Find each line holding the word "this" and give the number of such lines, nothing else.

-- start PROVIDED DATA --

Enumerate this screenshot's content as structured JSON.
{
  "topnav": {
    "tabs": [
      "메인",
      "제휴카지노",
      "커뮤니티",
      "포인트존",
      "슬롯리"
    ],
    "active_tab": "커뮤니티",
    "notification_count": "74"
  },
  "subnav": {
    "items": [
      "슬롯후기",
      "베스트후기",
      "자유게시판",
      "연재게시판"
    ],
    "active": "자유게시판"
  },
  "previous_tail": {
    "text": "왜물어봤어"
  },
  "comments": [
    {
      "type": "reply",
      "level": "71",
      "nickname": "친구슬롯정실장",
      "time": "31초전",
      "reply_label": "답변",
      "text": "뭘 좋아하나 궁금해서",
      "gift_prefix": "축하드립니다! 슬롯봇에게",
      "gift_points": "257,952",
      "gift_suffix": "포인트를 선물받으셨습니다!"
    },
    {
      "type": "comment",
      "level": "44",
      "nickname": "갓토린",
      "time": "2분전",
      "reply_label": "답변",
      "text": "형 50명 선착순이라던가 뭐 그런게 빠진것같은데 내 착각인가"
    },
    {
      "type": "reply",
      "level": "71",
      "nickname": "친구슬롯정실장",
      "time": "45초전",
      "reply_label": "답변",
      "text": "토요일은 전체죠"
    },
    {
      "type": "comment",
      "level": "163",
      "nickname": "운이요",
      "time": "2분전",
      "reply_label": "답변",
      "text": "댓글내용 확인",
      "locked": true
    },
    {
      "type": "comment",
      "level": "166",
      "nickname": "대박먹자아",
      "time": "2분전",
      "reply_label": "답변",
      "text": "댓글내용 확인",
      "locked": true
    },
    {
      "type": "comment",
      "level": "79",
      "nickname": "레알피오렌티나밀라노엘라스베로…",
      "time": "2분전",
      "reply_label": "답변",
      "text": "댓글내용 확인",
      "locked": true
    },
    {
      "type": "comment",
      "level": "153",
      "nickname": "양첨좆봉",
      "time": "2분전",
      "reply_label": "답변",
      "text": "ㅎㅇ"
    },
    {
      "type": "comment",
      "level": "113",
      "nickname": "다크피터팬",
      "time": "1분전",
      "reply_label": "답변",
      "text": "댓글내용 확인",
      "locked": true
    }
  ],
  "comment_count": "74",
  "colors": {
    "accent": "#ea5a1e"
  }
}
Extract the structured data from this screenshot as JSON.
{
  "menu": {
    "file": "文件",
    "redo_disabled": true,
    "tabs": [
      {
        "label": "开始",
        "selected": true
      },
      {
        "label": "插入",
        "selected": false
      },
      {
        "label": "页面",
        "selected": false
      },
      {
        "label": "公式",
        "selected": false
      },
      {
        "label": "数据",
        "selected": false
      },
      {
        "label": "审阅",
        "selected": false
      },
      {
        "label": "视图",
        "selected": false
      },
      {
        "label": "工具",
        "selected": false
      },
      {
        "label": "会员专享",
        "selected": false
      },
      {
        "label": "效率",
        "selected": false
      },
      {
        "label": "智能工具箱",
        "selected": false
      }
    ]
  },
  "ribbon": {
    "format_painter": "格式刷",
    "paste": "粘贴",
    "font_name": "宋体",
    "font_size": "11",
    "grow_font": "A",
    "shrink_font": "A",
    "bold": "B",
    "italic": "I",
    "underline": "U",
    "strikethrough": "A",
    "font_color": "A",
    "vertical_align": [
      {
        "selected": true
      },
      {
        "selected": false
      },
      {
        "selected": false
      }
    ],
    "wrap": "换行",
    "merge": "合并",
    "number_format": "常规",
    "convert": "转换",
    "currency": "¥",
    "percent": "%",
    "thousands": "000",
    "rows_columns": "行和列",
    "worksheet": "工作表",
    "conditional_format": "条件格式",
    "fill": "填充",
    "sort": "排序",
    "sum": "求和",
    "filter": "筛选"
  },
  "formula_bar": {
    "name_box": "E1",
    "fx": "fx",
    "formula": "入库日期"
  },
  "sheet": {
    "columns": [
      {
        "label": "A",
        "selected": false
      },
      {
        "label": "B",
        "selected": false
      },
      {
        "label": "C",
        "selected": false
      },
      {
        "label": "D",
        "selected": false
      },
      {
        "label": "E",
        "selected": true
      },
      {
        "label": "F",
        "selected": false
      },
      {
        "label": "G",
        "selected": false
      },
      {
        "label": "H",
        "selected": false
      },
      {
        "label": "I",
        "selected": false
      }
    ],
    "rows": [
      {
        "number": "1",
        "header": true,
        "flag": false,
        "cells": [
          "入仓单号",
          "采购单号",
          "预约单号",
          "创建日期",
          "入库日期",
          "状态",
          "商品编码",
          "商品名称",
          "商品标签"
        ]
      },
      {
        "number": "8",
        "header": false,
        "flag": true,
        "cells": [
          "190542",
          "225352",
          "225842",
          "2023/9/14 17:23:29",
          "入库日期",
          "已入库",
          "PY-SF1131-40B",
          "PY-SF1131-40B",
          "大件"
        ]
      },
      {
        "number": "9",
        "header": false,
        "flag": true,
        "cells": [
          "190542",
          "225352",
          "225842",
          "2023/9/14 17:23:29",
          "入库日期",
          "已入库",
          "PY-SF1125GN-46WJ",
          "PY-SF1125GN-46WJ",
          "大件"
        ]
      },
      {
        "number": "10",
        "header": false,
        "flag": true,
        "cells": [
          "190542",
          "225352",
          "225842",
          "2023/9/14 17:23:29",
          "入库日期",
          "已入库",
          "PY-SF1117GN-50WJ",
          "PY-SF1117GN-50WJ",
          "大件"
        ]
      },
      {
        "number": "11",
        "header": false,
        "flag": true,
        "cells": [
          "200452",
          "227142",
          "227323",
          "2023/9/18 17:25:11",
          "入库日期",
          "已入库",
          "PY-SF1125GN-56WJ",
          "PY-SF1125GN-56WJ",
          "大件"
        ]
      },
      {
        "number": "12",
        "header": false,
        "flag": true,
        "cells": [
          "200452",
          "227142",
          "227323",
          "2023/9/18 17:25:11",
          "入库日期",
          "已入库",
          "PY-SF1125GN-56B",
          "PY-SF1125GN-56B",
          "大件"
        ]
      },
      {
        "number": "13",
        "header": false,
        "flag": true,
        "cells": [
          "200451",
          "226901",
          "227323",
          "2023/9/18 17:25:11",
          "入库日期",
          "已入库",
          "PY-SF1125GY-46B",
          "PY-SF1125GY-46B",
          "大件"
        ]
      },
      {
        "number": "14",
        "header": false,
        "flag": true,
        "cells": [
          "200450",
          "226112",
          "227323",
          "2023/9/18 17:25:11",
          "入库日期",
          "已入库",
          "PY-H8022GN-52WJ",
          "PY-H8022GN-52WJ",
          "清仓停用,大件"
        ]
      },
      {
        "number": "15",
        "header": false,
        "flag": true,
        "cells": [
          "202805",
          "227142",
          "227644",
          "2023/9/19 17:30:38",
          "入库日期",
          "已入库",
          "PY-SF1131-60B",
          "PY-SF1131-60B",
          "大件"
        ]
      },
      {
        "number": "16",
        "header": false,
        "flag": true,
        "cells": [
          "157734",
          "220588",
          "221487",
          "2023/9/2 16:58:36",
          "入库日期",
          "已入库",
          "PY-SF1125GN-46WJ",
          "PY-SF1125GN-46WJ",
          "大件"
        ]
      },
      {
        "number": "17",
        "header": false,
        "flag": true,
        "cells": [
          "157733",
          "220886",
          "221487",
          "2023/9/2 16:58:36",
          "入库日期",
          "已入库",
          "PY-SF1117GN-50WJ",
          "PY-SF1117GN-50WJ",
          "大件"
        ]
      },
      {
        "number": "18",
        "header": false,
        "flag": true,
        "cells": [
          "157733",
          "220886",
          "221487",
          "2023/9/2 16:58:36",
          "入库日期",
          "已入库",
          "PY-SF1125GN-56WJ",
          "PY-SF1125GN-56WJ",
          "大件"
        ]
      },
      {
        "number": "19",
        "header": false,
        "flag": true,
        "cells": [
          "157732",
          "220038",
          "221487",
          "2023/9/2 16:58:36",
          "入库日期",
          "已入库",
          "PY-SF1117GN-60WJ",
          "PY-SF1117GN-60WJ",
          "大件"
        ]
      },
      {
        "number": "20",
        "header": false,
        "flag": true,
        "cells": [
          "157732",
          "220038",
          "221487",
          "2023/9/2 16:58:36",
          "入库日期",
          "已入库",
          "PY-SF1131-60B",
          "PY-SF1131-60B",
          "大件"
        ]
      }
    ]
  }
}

-- end PROVIDED DATA --

◆ **WORKED SOLUTION**: 2